→ **Exercise goal**: Copy the records below exactly, omitting any pictures they contain.

→ **Extracted material**:
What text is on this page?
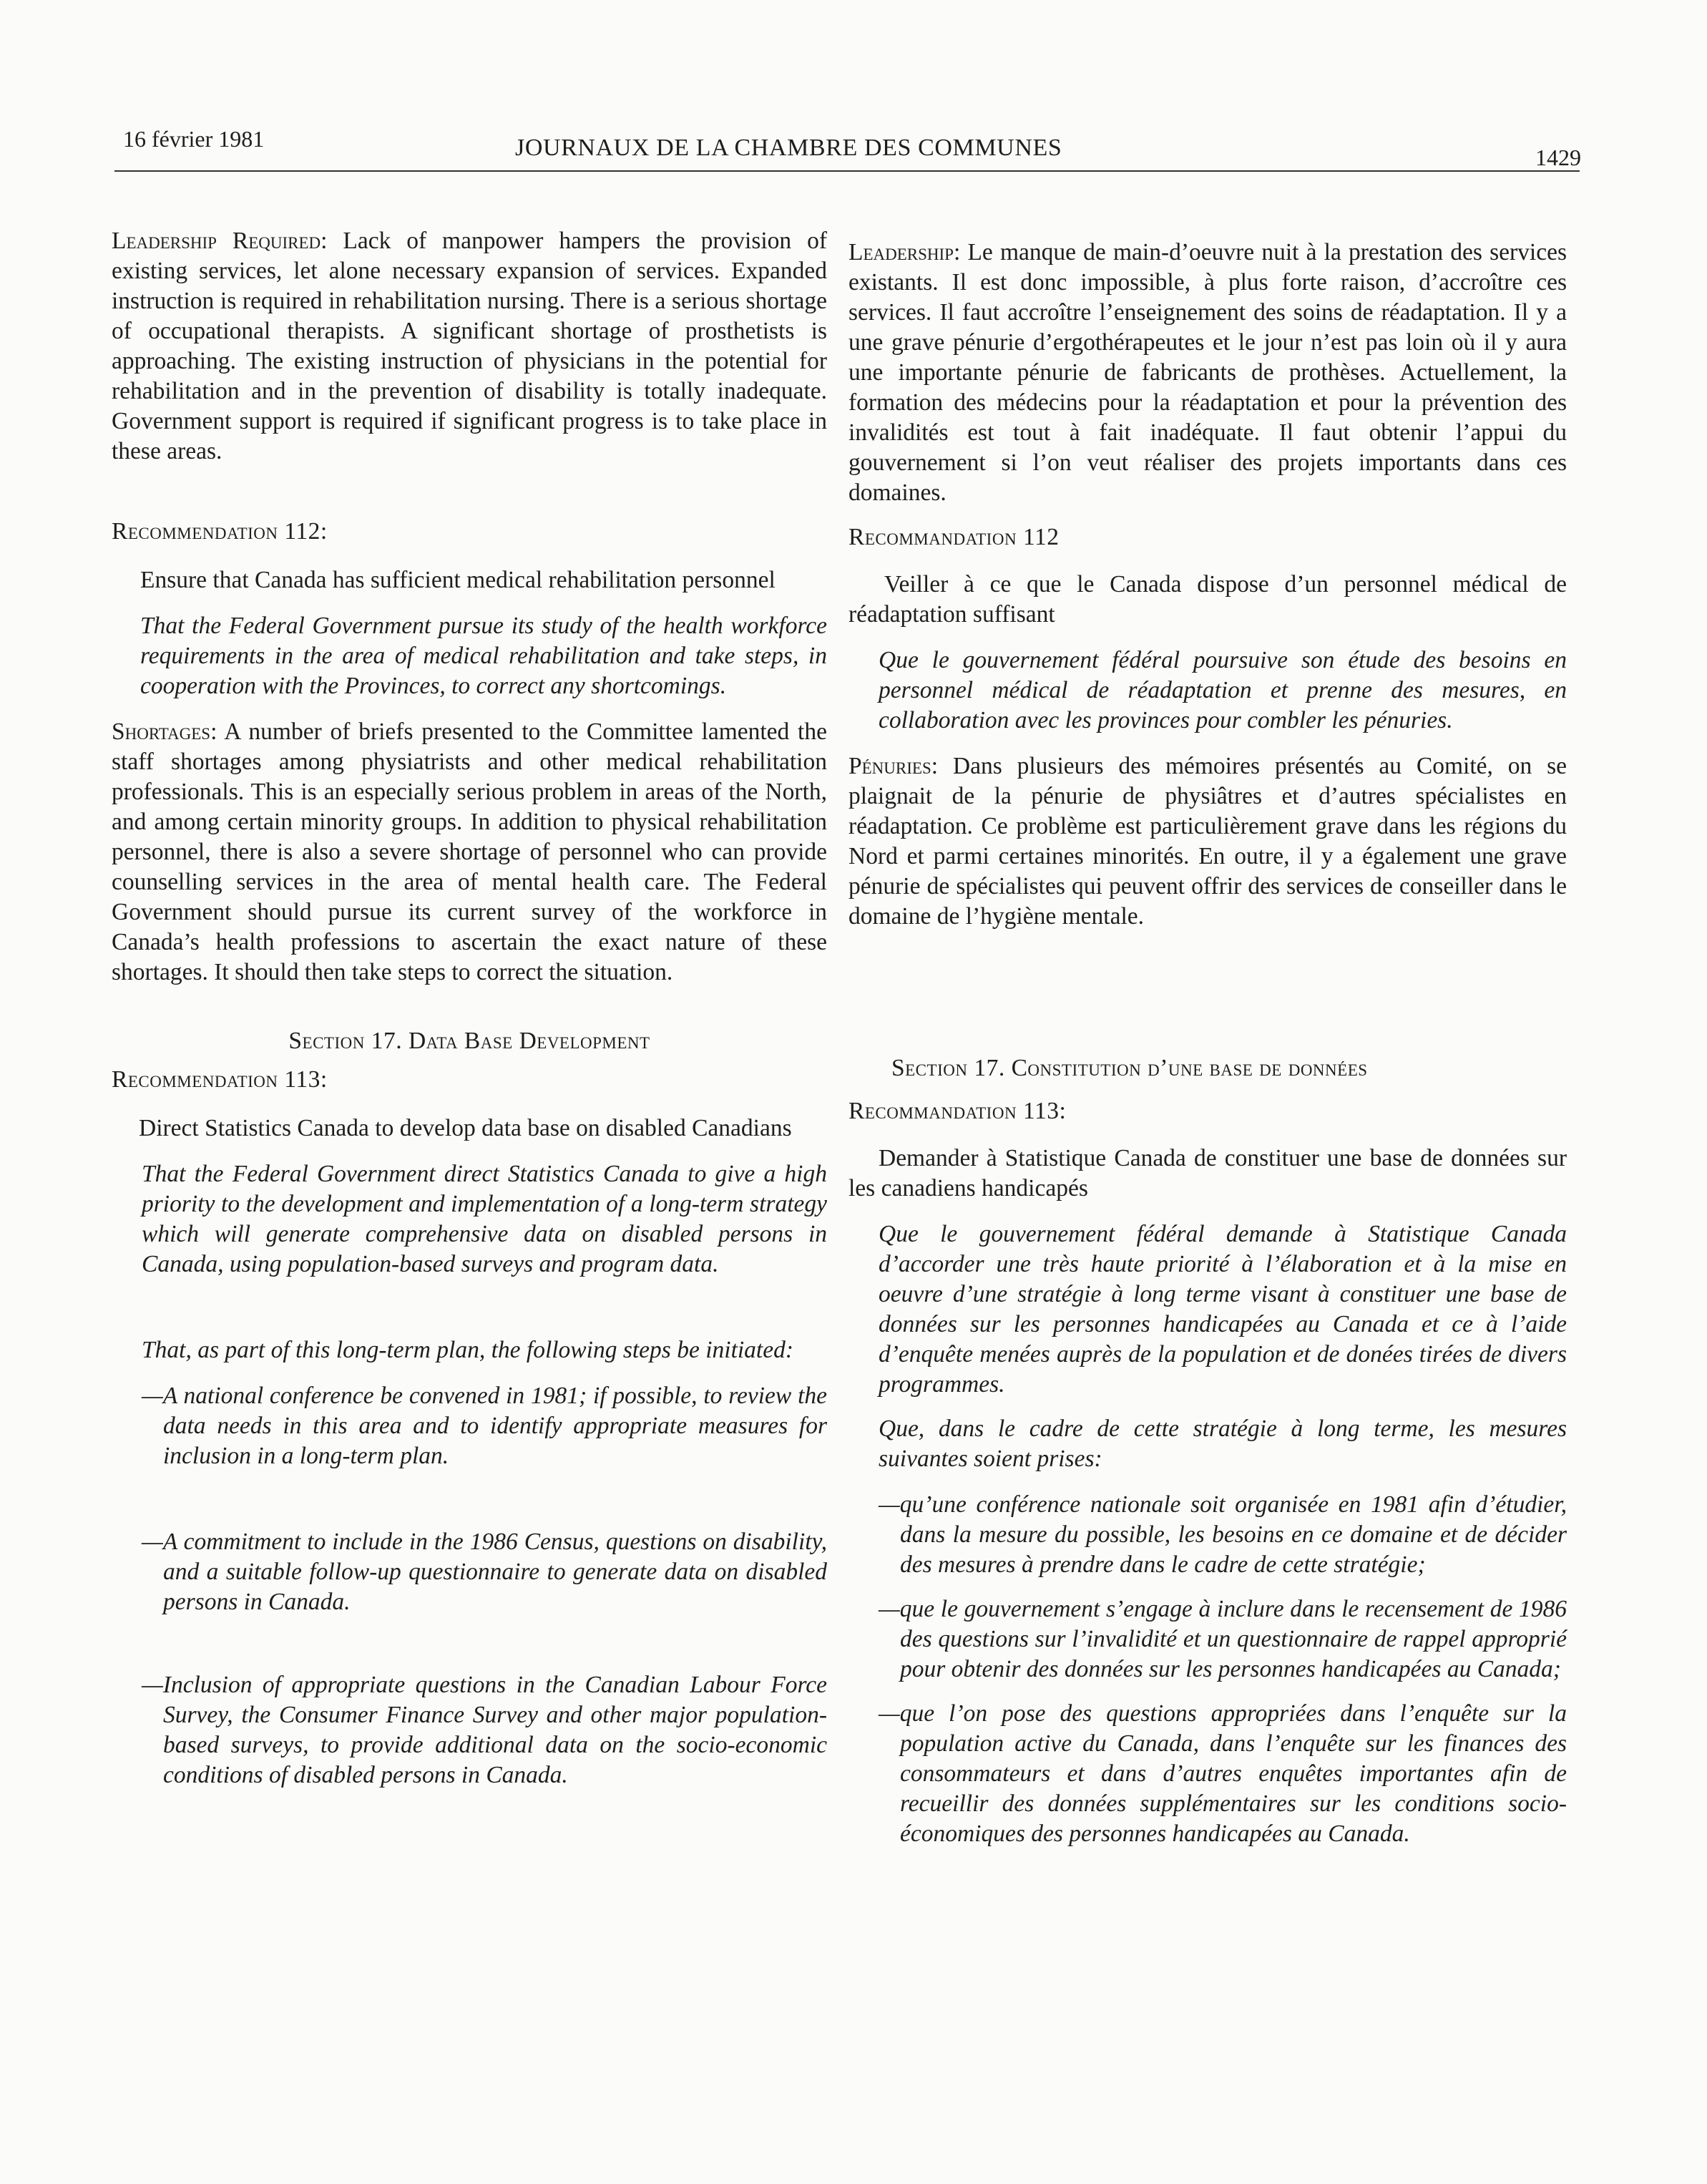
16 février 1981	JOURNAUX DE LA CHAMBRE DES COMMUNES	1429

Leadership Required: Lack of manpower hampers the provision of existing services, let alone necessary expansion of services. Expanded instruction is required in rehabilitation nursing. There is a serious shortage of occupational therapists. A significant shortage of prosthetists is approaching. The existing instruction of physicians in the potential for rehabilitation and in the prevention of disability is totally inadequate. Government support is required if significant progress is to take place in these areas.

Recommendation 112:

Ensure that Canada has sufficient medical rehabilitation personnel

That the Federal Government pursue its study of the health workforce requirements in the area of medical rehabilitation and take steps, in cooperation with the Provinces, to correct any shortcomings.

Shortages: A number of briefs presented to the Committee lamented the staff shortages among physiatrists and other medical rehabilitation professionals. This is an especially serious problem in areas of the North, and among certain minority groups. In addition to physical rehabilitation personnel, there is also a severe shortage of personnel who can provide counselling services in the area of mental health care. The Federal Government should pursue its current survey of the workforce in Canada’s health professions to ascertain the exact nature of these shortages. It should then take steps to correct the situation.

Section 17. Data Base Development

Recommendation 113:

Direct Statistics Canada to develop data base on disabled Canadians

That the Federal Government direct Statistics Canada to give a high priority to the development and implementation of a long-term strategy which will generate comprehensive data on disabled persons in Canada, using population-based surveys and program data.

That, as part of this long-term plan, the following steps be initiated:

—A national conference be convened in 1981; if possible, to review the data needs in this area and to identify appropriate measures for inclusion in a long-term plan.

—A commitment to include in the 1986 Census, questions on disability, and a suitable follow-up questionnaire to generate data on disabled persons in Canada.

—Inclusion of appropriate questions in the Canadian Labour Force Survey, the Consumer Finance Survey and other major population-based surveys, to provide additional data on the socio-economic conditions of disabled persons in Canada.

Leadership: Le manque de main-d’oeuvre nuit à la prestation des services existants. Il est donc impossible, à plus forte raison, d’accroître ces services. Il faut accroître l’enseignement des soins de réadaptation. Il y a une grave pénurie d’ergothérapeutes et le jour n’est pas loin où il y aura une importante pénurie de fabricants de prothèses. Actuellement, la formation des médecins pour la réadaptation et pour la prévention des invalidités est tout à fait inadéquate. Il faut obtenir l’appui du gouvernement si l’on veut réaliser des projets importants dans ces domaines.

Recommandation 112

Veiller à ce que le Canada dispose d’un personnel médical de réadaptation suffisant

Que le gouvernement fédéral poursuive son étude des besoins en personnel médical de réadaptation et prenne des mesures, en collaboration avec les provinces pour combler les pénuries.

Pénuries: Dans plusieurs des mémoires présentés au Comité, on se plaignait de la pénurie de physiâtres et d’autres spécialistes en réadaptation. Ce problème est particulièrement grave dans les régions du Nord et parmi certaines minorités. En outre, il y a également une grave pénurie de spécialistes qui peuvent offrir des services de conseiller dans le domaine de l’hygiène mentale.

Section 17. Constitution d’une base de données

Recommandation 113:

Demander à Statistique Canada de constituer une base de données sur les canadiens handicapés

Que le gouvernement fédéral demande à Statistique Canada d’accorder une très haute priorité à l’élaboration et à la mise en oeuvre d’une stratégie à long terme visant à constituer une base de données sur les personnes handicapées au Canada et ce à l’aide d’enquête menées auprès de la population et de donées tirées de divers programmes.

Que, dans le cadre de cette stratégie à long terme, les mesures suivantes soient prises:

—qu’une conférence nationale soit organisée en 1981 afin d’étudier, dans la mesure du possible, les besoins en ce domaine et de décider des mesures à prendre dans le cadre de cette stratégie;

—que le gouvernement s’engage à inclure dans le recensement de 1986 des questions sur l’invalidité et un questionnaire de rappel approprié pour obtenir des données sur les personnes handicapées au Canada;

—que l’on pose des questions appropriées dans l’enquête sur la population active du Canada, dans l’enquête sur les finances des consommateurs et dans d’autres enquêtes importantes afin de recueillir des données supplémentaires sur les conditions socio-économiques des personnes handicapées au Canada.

→ **Solution to the problem**:
What text is on this page?
16 février 1981	JOURNAUX DE LA CHAMBRE DES COMMUNES	1429

Leadership Required: Lack of manpower hampers the provision of existing services, let alone necessary expansion of services. Expanded instruction is required in rehabilitation nursing. There is a serious shortage of occupational therapists. A significant shortage of prosthetists is approaching. The existing instruction of physicians in the potential for rehabilitation and in the prevention of disability is totally inadequate. Government support is required if significant progress is to take place in these areas.

Recommendation 112:

Ensure that Canada has sufficient medical rehabilitation personnel

That the Federal Government pursue its study of the health workforce requirements in the area of medical rehabilitation and take steps, in cooperation with the Provinces, to correct any shortcomings.

Shortages: A number of briefs presented to the Committee lamented the staff shortages among physiatrists and other medical rehabilitation professionals. This is an especially serious problem in areas of the North, and among certain minority groups. In addition to physical rehabilitation personnel, there is also a severe shortage of personnel who can provide counselling services in the area of mental health care. The Federal Government should pursue its current survey of the workforce in Canada’s health professions to ascertain the exact nature of these shortages. It should then take steps to correct the situation.

Section 17. Data Base Development

Recommendation 113:

Direct Statistics Canada to develop data base on disabled Canadians

That the Federal Government direct Statistics Canada to give a high priority to the development and implementation of a long-term strategy which will generate comprehensive data on disabled persons in Canada, using population-based surveys and program data.

That, as part of this long-term plan, the following steps be initiated:

—A national conference be convened in 1981; if possible, to review the data needs in this area and to identify appropriate measures for inclusion in a long-term plan.

—A commitment to include in the 1986 Census, questions on disability, and a suitable follow-up questionnaire to generate data on disabled persons in Canada.

—Inclusion of appropriate questions in the Canadian Labour Force Survey, the Consumer Finance Survey and other major population-based surveys, to provide additional data on the socio-economic conditions of disabled persons in Canada.

Leadership: Le manque de main-d’oeuvre nuit à la prestation des services existants. Il est donc impossible, à plus forte raison, d’accroître ces services. Il faut accroître l’enseignement des soins de réadaptation. Il y a une grave pénurie d’ergothérapeutes et le jour n’est pas loin où il y aura une importante pénurie de fabricants de prothèses. Actuellement, la formation des médecins pour la réadaptation et pour la prévention des invalidités est tout à fait inadéquate. Il faut obtenir l’appui du gouvernement si l’on veut réaliser des projets importants dans ces domaines.

Recommandation 112

Veiller à ce que le Canada dispose d’un personnel médical de réadaptation suffisant

Que le gouvernement fédéral poursuive son étude des besoins en personnel médical de réadaptation et prenne des mesures, en collaboration avec les provinces pour combler les pénuries.

Pénuries: Dans plusieurs des mémoires présentés au Comité, on se plaignait de la pénurie de physiâtres et d’autres spécialistes en réadaptation. Ce problème est particulièrement grave dans les régions du Nord et parmi certaines minorités. En outre, il y a également une grave pénurie de spécialistes qui peuvent offrir des services de conseiller dans le domaine de l’hygiène mentale.

Section 17. Constitution d’une base de données

Recommandation 113:

Demander à Statistique Canada de constituer une base de données sur les canadiens handicapés

Que le gouvernement fédéral demande à Statistique Canada d’accorder une très haute priorité à l’élaboration et à la mise en oeuvre d’une stratégie à long terme visant à constituer une base de données sur les personnes handicapées au Canada et ce à l’aide d’enquête menées auprès de la population et de donées tirées de divers programmes.

Que, dans le cadre de cette stratégie à long terme, les mesures suivantes soient prises:

—qu’une conférence nationale soit organisée en 1981 afin d’étudier, dans la mesure du possible, les besoins en ce domaine et de décider des mesures à prendre dans le cadre de cette stratégie;

—que le gouvernement s’engage à inclure dans le recensement de 1986 des questions sur l’invalidité et un questionnaire de rappel approprié pour obtenir des données sur les personnes handicapées au Canada;

—que l’on pose des questions appropriées dans l’enquête sur la population active du Canada, dans l’enquête sur les finances des consommateurs et dans d’autres enquêtes importantes afin de recueillir des données supplémentaires sur les conditions socio-économiques des personnes handicapées au Canada.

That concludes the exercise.